• Task description: Copy each line where the word "handle" occurs.

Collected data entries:
════════════════════
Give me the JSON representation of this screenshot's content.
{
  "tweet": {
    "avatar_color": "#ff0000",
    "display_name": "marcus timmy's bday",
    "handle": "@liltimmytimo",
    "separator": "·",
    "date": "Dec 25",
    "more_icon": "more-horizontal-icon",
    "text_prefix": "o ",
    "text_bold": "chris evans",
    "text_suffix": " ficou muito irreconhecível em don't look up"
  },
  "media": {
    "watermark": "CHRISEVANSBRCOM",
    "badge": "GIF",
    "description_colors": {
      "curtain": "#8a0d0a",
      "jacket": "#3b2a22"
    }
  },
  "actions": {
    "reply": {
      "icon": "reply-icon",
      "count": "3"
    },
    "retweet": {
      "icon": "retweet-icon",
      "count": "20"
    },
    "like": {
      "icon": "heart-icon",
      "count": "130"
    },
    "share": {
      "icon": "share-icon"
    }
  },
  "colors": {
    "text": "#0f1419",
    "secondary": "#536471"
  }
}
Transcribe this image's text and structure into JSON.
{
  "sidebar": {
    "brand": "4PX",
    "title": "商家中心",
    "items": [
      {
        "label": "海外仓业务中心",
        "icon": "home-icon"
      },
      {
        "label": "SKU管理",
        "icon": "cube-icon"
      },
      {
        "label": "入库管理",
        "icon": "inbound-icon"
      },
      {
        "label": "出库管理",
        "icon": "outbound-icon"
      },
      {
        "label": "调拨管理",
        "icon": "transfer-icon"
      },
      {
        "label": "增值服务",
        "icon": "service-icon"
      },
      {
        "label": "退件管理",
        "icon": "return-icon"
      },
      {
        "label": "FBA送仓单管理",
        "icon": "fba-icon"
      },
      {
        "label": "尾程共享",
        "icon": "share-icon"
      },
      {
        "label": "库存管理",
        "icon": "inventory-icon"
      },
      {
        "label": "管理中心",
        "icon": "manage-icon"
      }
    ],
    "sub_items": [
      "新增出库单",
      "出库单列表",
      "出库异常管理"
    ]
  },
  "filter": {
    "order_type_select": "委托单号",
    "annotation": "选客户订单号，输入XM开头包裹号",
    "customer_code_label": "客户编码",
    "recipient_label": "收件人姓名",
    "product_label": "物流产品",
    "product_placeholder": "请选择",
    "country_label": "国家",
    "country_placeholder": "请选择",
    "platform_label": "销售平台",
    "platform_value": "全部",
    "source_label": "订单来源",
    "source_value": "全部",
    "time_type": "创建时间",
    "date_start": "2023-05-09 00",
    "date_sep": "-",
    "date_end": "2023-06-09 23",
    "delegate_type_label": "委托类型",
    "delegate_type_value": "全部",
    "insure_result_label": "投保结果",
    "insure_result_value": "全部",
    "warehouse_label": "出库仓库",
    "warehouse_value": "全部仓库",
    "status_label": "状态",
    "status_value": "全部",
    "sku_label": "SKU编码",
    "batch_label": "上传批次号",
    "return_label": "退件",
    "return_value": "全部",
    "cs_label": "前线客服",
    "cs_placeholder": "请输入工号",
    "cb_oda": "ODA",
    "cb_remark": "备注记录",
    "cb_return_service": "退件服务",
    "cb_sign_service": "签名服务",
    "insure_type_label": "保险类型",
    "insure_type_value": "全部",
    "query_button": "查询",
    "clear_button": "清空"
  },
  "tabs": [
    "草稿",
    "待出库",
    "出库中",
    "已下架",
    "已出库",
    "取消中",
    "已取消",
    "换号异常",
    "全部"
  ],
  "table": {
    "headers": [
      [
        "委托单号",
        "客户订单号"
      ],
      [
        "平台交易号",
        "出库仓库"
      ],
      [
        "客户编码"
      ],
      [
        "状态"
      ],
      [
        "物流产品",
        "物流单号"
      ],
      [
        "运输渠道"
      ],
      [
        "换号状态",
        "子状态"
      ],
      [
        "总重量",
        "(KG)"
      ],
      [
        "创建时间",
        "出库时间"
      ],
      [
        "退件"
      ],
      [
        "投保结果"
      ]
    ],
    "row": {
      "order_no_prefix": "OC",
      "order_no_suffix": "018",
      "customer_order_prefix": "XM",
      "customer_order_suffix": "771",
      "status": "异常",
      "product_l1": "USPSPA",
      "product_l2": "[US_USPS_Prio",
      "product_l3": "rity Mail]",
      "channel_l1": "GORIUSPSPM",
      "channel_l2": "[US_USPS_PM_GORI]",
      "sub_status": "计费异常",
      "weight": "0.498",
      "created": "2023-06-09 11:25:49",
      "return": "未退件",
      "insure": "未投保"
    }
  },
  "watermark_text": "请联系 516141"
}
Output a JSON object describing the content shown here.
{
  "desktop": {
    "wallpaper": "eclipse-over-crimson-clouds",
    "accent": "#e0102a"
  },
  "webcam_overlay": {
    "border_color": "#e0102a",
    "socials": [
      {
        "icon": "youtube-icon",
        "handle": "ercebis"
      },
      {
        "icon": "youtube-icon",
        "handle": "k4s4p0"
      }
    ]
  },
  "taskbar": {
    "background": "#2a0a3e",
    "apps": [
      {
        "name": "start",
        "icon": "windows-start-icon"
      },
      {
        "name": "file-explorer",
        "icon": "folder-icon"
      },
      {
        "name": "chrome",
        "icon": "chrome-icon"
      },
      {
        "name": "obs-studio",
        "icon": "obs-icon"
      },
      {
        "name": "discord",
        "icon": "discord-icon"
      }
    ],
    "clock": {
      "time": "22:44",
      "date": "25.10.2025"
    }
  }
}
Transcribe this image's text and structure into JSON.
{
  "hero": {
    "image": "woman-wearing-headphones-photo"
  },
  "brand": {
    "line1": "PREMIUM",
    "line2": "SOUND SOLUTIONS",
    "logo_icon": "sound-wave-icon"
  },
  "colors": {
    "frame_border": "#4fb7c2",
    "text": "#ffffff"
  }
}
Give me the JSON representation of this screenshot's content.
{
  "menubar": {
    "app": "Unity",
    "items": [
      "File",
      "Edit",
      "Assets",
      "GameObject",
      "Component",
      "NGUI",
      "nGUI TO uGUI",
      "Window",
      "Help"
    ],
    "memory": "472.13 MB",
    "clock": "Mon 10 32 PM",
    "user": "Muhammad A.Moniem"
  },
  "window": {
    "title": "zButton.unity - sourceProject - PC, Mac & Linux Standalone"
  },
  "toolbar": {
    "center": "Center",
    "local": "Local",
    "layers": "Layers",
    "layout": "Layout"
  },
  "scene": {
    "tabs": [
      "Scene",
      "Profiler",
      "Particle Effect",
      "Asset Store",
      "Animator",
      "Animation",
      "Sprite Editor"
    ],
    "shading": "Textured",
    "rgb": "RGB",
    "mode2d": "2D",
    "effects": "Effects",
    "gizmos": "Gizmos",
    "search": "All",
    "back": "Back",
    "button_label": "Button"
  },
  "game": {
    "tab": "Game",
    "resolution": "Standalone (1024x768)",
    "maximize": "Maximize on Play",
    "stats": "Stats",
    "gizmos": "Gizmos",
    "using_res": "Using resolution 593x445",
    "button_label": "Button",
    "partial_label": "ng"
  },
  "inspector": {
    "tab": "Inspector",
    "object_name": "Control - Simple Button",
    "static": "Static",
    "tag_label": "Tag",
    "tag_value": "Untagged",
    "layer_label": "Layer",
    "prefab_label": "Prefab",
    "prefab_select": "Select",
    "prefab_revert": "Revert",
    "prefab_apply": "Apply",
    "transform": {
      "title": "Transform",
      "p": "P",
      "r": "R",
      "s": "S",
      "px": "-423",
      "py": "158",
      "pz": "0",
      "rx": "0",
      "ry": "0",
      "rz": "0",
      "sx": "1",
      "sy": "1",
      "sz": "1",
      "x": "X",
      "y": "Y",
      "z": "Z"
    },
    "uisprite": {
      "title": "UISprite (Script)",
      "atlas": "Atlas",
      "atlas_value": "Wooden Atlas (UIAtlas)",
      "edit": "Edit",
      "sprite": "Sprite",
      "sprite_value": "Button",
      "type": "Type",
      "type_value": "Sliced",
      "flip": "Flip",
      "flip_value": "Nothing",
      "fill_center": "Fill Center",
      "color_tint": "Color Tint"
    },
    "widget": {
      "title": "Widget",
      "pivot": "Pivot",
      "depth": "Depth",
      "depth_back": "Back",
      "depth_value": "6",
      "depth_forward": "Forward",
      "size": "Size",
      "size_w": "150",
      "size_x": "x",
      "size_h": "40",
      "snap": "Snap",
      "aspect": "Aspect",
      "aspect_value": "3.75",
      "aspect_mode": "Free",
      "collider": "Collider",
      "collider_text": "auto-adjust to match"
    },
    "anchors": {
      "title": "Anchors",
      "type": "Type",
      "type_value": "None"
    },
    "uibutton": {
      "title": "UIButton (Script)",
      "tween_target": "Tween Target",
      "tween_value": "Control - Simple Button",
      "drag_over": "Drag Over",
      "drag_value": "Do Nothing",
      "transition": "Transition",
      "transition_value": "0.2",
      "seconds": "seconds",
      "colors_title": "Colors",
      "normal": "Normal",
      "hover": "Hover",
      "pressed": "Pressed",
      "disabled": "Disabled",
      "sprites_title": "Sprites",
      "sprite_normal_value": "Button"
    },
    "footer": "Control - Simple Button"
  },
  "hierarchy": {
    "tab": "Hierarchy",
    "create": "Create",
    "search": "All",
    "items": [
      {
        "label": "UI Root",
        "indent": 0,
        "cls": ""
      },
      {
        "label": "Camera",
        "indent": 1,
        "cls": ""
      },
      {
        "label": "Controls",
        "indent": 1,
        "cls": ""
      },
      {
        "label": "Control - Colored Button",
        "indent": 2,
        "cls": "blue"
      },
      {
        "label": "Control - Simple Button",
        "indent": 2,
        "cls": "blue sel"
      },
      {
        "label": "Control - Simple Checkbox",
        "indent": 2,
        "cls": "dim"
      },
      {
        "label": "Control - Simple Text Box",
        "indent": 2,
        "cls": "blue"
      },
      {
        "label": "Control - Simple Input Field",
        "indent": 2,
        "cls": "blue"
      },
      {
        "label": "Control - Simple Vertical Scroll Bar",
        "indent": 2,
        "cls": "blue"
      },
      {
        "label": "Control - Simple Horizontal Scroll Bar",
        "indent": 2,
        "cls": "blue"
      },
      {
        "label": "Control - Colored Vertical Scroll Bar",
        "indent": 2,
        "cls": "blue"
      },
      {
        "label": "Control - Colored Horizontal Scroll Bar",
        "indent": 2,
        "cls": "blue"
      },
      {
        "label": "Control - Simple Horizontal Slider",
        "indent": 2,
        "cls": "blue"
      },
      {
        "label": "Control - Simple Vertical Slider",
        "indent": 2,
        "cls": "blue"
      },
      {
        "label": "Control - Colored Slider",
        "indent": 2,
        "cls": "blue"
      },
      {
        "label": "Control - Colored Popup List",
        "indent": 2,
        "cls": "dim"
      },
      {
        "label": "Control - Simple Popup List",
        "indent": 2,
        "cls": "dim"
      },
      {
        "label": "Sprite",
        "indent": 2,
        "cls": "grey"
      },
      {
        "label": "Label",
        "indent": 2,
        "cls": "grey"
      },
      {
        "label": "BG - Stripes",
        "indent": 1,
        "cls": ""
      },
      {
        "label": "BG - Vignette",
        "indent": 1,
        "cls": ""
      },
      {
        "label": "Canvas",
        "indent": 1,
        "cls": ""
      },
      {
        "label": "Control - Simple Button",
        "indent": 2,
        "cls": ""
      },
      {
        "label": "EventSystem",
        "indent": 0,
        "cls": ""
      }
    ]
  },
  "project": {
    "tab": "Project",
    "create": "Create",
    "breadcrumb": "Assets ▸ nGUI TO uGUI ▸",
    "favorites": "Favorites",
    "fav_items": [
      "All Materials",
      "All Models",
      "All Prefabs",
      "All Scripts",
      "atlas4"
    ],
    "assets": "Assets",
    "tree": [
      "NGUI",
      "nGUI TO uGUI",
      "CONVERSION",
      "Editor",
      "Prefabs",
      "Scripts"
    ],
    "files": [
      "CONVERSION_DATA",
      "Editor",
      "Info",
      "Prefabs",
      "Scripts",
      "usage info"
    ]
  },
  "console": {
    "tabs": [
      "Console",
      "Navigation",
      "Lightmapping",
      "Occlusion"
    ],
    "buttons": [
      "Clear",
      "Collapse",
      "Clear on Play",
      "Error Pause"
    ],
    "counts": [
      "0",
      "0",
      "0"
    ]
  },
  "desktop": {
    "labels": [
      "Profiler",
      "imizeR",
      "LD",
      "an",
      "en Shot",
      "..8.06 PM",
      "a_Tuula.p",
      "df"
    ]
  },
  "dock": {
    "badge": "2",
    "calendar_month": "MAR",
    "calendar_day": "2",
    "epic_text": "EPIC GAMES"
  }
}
════════════════════
• Exercise solution:
    "handle": "@liltimmytimo",
        "handle": "ercebis"
        "handle": "k4s4p0"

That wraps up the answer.